SHORT EXERCISE. Return every entry exactly as written.

RECORDS PROVIDED.
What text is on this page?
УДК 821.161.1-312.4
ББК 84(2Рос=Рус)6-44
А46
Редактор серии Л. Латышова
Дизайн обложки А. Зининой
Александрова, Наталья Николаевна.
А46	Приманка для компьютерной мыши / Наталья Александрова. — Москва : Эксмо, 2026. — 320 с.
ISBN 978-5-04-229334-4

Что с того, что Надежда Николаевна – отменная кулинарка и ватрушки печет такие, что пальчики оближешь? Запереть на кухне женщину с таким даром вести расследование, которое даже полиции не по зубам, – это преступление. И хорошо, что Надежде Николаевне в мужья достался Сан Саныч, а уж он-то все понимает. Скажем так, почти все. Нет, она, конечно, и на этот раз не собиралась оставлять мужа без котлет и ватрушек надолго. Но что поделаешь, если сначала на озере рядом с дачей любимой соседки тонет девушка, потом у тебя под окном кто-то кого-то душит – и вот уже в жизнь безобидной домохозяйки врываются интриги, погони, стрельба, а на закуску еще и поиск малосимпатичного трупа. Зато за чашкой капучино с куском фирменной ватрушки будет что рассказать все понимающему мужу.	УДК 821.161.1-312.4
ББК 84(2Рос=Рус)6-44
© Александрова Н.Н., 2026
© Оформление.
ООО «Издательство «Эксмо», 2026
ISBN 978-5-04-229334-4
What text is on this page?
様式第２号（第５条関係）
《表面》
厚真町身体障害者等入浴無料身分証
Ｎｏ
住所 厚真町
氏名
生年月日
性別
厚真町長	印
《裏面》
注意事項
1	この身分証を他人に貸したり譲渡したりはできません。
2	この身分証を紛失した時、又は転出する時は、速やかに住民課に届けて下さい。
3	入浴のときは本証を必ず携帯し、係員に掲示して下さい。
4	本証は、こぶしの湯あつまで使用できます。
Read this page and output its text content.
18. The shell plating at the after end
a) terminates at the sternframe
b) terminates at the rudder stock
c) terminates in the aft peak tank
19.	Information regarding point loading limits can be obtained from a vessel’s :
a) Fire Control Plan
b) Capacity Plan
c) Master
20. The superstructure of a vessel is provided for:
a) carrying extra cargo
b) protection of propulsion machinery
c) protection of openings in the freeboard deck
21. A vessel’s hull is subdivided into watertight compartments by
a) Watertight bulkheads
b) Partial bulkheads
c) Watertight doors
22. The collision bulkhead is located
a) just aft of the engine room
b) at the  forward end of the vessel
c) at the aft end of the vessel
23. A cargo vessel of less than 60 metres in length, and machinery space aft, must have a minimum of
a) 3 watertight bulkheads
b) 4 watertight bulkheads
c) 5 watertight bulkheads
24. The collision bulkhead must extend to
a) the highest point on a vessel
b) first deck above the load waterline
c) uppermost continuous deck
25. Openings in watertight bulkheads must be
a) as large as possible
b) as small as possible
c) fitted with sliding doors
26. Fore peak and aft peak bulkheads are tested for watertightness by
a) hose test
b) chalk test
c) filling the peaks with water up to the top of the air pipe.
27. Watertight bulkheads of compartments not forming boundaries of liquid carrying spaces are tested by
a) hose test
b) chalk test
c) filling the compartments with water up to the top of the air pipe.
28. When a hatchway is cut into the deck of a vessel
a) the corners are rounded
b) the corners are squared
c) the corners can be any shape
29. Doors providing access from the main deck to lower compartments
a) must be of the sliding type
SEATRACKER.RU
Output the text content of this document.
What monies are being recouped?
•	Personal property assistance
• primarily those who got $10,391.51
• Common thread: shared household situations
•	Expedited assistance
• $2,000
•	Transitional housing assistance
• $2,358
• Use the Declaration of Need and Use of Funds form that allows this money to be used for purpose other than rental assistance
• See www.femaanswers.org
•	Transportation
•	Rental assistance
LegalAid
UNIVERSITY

SOLUTION FOR THIS PROBLEM.
What text is on this page?
УДК 821.161.1-312.4
ББК 84(2Рос=Рус)6-44
А46
Редактор серии Л. Латышова
Дизайн обложки А. Зининой
Александрова, Наталья Николаевна.
А46	Приманка для компьютерной мыши / Наталья Александрова. — Москва : Эксмо, 2026. — 320 с.
ISBN 978-5-04-229334-4

Что с того, что Надежда Николаевна – отменная кулинарка и ватрушки печет такие, что пальчики оближешь? Запереть на кухне женщину с таким даром вести расследование, которое даже полиции не по зубам, – это преступление. И хорошо, что Надежде Николаевне в мужья достался Сан Саныч, а уж он-то все понимает. Скажем так, почти все. Нет, она, конечно, и на этот раз не собиралась оставлять мужа без котлет и ватрушек надолго. Но что поделаешь, если сначала на озере рядом с дачей любимой соседки тонет девушка, потом у тебя под окном кто-то кого-то душит – и вот уже в жизнь безобидной домохозяйки врываются интриги, погони, стрельба, а на закуску еще и поиск малосимпатичного трупа. Зато за чашкой капучино с куском фирменной ватрушки будет что рассказать все понимающему мужу.	УДК 821.161.1-312.4
ББК 84(2Рос=Рус)6-44
© Александрова Н.Н., 2026
© Оформление.
ООО «Издательство «Эксмо», 2026
ISBN 978-5-04-229334-4
What text is on this page?
様式第２号（第５条関係）
《表面》
厚真町身体障害者等入浴無料身分証
Ｎｏ
住所 厚真町
氏名
生年月日
性別
厚真町長	印
《裏面》
注意事項
1	この身分証を他人に貸したり譲渡したりはできません。
2	この身分証を紛失した時、又は転出する時は、速やかに住民課に届けて下さい。
3	入浴のときは本証を必ず携帯し、係員に掲示して下さい。
4	本証は、こぶしの湯あつまで使用できます。
Read this page and output its text content.
18. The shell plating at the after end
a) terminates at the sternframe
b) terminates at the rudder stock
c) terminates in the aft peak tank
19.	Information regarding point loading limits can be obtained from a vessel’s :
a) Fire Control Plan
b) Capacity Plan
c) Master
20. The superstructure of a vessel is provided for:
a) carrying extra cargo
b) protection of propulsion machinery
c) protection of openings in the freeboard deck
21. A vessel’s hull is subdivided into watertight compartments by
a) Watertight bulkheads
b) Partial bulkheads
c) Watertight doors
22. The collision bulkhead is located
a) just aft of the engine room
b) at the  forward end of the vessel
c) at the aft end of the vessel
23. A cargo vessel of less than 60 metres in length, and machinery space aft, must have a minimum of
a) 3 watertight bulkheads
b) 4 watertight bulkheads
c) 5 watertight bulkheads
24. The collision bulkhead must extend to
a) the highest point on a vessel
b) first deck above the load waterline
c) uppermost continuous deck
25. Openings in watertight bulkheads must be
a) as large as possible
b) as small as possible
c) fitted with sliding doors
26. Fore peak and aft peak bulkheads are tested for watertightness by
a) hose test
b) chalk test
c) filling the peaks with water up to the top of the air pipe.
27. Watertight bulkheads of compartments not forming boundaries of liquid carrying spaces are tested by
a) hose test
b) chalk test
c) filling the compartments with water up to the top of the air pipe.
28. When a hatchway is cut into the deck of a vessel
a) the corners are rounded
b) the corners are squared
c) the corners can be any shape
29. Doors providing access from the main deck to lower compartments
a) must be of the sliding type
SEATRACKER.RU
Output the text content of this document.
What monies are being recouped?
•	Personal property assistance
• primarily those who got $10,391.51
• Common thread: shared household situations
•	Expedited assistance
• $2,000
•	Transitional housing assistance
• $2,358
• Use the Declaration of Need and Use of Funds form that allows this money to be used for purpose other than rental assistance
• See www.femaanswers.org
•	Transportation
•	Rental assistance
LegalAid
UNIVERSITY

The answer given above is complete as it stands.